§ **Exercise aim**: From the entries below, pull out each line where "name" appears.

§ **Data shown**:
** START **

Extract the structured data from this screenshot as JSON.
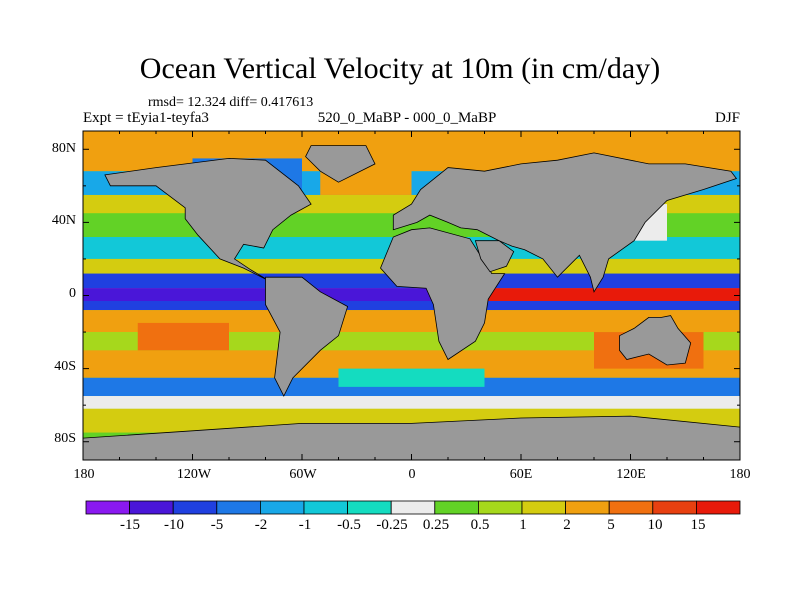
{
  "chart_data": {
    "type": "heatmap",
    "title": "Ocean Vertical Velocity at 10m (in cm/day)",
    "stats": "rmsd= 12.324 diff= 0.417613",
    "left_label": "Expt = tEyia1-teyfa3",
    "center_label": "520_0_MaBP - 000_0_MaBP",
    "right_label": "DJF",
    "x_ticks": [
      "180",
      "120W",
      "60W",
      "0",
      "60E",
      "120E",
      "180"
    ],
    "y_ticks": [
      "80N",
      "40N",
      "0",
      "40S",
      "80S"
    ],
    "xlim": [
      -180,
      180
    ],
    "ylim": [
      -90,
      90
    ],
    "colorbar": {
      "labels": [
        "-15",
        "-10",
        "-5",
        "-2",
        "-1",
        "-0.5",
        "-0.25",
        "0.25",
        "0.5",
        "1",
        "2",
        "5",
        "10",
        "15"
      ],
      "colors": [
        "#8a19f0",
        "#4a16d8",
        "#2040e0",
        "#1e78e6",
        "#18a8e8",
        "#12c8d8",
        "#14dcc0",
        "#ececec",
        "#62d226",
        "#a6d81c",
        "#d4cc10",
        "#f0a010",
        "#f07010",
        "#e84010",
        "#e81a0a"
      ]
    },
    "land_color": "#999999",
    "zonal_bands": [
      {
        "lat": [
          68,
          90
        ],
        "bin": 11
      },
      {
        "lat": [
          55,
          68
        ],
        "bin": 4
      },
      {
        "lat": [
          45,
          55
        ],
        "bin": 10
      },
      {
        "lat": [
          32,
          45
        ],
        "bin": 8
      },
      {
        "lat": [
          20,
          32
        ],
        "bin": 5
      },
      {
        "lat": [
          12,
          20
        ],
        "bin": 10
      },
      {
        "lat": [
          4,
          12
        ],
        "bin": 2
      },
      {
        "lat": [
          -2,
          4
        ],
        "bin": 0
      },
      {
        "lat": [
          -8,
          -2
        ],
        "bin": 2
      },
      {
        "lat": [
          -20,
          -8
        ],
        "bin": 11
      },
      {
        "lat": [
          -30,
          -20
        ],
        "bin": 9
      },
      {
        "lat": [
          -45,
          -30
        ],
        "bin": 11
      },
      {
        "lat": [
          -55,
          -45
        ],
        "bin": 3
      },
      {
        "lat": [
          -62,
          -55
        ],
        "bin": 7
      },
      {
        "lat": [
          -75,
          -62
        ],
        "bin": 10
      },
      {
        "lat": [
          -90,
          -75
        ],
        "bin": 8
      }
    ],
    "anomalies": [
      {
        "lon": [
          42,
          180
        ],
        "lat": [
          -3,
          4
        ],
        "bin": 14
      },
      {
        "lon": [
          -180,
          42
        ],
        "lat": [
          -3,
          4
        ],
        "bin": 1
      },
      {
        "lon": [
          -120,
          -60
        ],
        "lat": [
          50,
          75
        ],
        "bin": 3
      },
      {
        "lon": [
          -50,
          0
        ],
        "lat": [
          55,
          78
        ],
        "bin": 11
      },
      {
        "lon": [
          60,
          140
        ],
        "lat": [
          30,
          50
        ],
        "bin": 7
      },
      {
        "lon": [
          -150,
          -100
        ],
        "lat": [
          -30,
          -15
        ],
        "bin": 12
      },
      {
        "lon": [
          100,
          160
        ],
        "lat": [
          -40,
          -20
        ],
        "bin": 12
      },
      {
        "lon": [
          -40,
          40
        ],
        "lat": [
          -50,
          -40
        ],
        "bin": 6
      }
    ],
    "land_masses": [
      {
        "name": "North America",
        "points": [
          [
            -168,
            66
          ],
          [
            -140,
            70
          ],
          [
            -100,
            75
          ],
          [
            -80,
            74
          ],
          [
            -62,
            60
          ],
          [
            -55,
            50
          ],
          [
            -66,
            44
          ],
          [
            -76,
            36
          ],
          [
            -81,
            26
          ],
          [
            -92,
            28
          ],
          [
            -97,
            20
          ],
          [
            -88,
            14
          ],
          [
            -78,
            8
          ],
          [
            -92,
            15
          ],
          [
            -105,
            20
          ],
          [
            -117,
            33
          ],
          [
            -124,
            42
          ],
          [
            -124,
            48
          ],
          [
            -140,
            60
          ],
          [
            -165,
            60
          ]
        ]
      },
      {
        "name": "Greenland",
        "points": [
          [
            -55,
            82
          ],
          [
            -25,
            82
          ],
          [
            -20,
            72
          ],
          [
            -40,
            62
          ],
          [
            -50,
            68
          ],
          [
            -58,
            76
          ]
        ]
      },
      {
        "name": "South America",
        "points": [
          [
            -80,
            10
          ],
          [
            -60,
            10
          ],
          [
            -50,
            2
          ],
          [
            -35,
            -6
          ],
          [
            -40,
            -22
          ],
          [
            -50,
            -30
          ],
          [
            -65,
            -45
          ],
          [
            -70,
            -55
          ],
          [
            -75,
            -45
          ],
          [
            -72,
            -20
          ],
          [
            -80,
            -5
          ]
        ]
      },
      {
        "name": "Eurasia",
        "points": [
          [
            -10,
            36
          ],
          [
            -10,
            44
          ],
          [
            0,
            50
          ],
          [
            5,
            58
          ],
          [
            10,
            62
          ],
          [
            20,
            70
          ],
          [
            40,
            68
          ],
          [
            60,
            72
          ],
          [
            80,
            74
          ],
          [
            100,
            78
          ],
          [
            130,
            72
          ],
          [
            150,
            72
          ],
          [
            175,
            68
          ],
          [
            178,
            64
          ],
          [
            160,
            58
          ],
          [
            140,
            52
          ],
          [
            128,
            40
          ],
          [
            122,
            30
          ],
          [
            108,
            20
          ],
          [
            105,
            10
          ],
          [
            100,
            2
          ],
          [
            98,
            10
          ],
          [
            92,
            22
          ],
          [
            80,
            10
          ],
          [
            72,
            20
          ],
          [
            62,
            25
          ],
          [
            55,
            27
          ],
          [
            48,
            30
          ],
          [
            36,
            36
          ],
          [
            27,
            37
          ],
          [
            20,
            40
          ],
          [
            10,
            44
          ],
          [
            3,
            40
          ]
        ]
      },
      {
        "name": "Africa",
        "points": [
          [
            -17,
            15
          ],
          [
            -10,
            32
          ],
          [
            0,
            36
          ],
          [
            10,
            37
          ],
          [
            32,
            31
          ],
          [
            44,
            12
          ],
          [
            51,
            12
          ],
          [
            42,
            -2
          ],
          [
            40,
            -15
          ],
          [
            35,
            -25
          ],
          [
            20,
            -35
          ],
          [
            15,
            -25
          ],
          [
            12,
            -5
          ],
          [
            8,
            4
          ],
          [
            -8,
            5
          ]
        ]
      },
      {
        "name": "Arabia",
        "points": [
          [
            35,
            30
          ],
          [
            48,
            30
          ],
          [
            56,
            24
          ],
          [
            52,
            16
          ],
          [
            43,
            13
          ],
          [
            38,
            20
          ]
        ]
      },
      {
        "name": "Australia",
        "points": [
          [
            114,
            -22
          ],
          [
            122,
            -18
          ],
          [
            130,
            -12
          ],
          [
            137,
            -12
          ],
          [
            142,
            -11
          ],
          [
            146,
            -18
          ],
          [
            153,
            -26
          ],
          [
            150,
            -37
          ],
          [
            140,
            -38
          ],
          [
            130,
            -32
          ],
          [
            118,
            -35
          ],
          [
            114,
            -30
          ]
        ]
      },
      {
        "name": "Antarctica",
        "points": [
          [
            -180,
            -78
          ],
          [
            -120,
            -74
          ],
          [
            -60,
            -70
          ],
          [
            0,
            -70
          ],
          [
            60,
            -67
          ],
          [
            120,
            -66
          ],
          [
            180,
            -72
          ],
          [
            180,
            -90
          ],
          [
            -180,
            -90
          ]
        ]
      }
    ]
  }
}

** END **

§ **Answer in full**:
        "name": "North America",
        "name": "Greenland",
        "name": "South America",
        "name": "Eurasia",
        "name": "Africa",
        "name": "Arabia",
        "name": "Australia",
        "name": "Antarctica",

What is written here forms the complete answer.